------ Material for the task ------
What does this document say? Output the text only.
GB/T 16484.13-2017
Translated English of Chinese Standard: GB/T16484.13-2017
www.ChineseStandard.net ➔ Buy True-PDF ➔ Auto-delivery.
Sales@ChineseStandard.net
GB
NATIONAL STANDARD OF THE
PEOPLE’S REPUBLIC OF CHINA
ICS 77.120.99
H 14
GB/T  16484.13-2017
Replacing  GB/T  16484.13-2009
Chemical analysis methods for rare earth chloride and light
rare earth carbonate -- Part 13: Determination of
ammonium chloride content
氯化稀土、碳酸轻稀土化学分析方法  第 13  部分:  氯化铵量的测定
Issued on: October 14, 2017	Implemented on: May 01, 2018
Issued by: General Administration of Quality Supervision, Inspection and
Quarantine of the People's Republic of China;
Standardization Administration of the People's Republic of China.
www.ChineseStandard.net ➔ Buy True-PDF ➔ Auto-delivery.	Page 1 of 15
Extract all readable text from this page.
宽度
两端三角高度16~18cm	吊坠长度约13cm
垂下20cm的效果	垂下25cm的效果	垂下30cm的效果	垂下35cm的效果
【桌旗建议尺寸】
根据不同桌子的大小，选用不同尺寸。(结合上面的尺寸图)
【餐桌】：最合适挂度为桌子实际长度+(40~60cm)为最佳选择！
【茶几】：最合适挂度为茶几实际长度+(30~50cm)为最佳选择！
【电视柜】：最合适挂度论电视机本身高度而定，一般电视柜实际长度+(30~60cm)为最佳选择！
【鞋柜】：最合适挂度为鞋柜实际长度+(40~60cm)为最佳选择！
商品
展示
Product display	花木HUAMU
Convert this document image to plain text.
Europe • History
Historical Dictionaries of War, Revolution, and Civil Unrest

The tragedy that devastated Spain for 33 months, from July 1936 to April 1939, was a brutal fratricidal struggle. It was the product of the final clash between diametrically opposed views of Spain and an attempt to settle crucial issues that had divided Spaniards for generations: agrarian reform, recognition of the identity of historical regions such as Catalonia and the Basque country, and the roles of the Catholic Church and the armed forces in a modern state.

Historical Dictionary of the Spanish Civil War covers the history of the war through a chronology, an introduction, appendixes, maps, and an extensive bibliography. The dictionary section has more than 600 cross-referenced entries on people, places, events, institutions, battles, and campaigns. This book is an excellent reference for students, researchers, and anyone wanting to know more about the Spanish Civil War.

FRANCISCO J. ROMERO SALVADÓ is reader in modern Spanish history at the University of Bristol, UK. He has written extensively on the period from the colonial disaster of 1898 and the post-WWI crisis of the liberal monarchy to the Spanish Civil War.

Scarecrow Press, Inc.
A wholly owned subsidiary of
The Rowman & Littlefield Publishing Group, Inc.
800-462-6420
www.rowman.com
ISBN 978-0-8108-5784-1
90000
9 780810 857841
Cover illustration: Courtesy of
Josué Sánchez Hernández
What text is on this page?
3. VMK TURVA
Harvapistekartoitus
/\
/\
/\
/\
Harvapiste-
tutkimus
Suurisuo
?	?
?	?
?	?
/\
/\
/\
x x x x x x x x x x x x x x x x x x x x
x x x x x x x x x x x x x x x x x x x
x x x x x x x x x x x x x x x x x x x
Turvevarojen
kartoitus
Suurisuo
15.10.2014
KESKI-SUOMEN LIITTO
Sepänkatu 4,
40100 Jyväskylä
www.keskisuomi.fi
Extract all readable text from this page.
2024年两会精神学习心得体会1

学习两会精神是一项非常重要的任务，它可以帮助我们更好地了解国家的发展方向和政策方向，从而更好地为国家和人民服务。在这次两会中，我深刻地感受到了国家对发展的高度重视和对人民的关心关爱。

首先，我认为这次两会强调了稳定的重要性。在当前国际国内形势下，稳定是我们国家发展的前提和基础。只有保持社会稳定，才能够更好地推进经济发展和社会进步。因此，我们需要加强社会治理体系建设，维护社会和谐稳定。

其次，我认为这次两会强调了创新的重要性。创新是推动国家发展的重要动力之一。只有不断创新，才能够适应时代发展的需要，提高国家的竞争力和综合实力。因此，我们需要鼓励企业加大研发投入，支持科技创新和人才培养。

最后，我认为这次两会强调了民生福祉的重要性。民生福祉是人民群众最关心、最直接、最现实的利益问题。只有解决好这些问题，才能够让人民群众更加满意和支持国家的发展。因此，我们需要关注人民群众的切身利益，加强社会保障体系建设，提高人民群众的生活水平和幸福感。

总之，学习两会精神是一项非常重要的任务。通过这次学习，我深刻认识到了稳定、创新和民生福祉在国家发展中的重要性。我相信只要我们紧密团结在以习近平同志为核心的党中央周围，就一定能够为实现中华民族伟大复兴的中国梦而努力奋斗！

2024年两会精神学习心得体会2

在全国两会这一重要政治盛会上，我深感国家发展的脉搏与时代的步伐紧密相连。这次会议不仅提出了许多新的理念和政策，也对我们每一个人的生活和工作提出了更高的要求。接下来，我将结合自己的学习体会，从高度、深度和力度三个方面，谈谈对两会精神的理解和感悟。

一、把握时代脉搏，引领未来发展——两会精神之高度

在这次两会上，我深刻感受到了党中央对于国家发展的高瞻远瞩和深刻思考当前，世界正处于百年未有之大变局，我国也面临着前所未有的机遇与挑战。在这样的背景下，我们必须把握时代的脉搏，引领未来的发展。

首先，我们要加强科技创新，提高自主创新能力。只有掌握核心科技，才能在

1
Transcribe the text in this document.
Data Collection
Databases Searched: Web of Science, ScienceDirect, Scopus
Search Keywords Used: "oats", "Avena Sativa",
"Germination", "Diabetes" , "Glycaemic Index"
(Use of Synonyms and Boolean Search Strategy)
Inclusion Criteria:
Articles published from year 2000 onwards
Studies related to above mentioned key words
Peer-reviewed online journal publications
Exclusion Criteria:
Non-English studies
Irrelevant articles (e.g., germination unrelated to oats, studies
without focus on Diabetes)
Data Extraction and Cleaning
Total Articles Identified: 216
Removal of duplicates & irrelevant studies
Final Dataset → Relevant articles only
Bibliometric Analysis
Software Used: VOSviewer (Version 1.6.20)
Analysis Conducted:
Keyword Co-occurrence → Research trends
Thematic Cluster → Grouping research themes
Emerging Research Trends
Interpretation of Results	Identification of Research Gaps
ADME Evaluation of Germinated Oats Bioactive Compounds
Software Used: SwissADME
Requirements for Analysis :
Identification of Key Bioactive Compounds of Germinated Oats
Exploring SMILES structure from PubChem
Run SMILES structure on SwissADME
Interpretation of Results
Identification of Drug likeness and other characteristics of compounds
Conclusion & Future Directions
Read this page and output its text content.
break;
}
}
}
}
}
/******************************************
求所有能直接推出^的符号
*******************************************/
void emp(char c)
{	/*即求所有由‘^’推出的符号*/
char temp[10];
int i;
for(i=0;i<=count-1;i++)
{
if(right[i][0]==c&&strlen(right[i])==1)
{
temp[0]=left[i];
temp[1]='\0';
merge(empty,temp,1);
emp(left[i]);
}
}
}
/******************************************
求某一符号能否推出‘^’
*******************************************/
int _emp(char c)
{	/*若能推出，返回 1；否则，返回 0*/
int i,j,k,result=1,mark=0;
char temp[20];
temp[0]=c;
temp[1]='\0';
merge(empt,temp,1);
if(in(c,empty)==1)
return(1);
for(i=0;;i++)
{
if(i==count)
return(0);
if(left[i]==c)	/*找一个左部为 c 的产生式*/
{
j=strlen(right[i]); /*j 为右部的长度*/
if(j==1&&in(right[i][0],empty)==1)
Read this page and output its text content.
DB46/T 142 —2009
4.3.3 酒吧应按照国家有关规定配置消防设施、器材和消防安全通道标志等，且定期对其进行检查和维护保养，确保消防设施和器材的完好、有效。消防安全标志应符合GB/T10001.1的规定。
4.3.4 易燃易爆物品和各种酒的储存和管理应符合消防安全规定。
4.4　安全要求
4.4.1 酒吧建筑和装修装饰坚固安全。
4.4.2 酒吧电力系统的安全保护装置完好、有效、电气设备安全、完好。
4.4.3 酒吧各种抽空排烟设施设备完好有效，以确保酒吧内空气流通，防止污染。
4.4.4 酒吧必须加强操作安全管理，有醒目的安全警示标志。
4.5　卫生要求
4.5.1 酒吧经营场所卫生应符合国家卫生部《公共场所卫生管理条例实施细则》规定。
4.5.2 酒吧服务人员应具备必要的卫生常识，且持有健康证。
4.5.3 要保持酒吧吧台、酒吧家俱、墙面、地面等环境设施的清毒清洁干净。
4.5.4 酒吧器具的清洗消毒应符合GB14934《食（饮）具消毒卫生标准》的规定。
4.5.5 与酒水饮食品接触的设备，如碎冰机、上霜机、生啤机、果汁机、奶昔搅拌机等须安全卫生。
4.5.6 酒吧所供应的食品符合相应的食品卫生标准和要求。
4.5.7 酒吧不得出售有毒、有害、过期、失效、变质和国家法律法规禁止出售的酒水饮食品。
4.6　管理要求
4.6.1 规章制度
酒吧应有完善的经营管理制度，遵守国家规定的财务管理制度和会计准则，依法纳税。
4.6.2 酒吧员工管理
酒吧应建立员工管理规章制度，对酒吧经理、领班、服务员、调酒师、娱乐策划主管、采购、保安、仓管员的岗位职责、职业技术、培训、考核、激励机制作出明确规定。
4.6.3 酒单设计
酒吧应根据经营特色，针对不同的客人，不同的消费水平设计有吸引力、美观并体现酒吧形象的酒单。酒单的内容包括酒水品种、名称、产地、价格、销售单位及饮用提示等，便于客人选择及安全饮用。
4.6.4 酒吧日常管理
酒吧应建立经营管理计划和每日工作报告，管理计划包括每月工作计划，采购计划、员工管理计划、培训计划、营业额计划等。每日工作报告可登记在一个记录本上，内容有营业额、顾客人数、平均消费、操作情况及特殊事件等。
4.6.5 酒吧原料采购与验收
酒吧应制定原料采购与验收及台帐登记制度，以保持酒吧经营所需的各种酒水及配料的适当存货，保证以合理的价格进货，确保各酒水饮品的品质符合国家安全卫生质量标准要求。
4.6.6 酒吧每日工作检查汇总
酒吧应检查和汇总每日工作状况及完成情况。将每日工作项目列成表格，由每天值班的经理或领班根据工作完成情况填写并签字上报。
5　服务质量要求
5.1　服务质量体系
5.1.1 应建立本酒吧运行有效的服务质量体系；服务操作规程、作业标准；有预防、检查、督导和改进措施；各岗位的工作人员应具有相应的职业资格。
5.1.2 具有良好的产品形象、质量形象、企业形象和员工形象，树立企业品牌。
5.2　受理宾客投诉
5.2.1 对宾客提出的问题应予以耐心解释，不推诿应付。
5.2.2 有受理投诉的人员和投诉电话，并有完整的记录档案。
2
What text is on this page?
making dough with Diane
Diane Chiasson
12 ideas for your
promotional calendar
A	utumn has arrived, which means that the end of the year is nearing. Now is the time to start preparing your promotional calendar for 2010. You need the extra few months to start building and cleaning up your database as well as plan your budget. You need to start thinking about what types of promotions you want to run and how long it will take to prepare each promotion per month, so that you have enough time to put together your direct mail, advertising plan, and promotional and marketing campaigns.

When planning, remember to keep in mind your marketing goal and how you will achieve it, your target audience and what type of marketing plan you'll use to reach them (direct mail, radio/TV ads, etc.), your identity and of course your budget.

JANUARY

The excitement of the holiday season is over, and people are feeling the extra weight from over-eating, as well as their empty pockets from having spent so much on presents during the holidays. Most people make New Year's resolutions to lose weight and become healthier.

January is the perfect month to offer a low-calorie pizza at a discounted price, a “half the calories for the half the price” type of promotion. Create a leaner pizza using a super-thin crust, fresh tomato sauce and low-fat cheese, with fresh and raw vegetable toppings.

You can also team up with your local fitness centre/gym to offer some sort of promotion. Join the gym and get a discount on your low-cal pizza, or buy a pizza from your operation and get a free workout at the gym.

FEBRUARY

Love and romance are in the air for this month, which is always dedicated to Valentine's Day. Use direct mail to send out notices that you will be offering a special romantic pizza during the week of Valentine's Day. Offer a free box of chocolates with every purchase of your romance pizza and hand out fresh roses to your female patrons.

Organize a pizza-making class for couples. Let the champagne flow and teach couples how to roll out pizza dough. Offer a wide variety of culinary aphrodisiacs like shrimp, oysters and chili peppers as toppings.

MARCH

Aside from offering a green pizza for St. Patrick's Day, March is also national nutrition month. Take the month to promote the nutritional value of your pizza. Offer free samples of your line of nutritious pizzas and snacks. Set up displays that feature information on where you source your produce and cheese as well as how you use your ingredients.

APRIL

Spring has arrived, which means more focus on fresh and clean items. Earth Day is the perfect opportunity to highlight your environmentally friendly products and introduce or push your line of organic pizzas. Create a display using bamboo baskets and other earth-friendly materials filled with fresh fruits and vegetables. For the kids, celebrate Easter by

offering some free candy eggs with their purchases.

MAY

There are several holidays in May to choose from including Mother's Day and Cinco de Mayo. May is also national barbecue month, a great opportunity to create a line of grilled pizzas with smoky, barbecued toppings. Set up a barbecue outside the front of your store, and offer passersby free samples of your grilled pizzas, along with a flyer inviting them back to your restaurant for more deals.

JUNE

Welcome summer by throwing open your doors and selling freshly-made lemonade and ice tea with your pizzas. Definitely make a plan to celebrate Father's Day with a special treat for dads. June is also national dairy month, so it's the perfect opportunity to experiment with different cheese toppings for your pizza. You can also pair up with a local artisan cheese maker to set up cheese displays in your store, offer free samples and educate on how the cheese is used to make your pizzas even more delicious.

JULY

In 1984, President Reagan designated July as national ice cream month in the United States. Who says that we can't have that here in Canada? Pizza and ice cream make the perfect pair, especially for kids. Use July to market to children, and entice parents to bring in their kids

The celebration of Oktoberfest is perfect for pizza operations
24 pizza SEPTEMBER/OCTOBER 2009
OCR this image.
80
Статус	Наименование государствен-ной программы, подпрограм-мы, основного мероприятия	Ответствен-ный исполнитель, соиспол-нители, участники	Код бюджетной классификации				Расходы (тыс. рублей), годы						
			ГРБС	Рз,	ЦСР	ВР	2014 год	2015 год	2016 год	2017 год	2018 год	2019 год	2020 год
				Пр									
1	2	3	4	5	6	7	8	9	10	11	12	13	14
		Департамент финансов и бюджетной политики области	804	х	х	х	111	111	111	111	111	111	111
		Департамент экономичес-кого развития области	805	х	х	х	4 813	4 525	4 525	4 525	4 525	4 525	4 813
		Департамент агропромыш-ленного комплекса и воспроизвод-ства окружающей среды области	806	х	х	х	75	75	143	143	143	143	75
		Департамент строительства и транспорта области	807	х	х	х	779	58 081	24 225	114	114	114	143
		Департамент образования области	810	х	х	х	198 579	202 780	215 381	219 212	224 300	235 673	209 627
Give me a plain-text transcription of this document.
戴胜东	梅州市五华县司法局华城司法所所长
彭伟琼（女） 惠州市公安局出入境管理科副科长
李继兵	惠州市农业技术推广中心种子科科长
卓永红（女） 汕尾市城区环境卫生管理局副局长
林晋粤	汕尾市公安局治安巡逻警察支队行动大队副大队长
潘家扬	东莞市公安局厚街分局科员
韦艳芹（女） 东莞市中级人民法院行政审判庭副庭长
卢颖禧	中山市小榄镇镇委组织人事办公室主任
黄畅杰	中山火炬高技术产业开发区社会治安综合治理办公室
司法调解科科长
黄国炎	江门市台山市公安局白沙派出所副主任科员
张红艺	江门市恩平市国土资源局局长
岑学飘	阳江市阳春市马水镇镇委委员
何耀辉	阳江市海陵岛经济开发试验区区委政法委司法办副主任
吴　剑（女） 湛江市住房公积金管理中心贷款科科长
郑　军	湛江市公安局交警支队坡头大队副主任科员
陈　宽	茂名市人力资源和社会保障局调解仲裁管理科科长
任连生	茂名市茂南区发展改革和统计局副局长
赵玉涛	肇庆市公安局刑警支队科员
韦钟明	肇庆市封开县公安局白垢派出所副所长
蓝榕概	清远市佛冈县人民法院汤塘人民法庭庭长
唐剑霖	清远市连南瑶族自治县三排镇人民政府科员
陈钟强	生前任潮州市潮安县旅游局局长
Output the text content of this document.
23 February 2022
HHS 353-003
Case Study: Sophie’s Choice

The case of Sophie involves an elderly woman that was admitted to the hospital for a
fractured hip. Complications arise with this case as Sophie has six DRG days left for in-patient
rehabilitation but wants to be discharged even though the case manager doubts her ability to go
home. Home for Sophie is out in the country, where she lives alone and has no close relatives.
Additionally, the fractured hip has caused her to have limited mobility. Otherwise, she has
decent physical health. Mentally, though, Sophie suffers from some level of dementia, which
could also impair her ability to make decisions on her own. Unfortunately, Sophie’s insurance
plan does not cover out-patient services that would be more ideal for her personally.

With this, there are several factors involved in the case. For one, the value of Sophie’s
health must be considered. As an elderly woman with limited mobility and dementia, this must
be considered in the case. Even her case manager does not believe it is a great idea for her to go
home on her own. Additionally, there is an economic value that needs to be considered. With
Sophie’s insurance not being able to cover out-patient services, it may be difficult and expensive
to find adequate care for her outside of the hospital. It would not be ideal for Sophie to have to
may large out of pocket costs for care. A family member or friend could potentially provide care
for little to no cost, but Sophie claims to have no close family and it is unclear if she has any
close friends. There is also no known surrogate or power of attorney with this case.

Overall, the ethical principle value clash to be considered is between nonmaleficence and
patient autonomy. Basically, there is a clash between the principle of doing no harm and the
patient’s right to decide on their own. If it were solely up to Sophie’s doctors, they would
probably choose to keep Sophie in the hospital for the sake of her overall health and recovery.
------
- **Task to carry out**
Return every line from the records above that holds the word "does".

- **Complete response**
What does this document say? Output the text only.
plan does not cover out-patient services that would be more ideal for her personally.
be considered in the case. Even her case manager does not believe it is a great idea for her to go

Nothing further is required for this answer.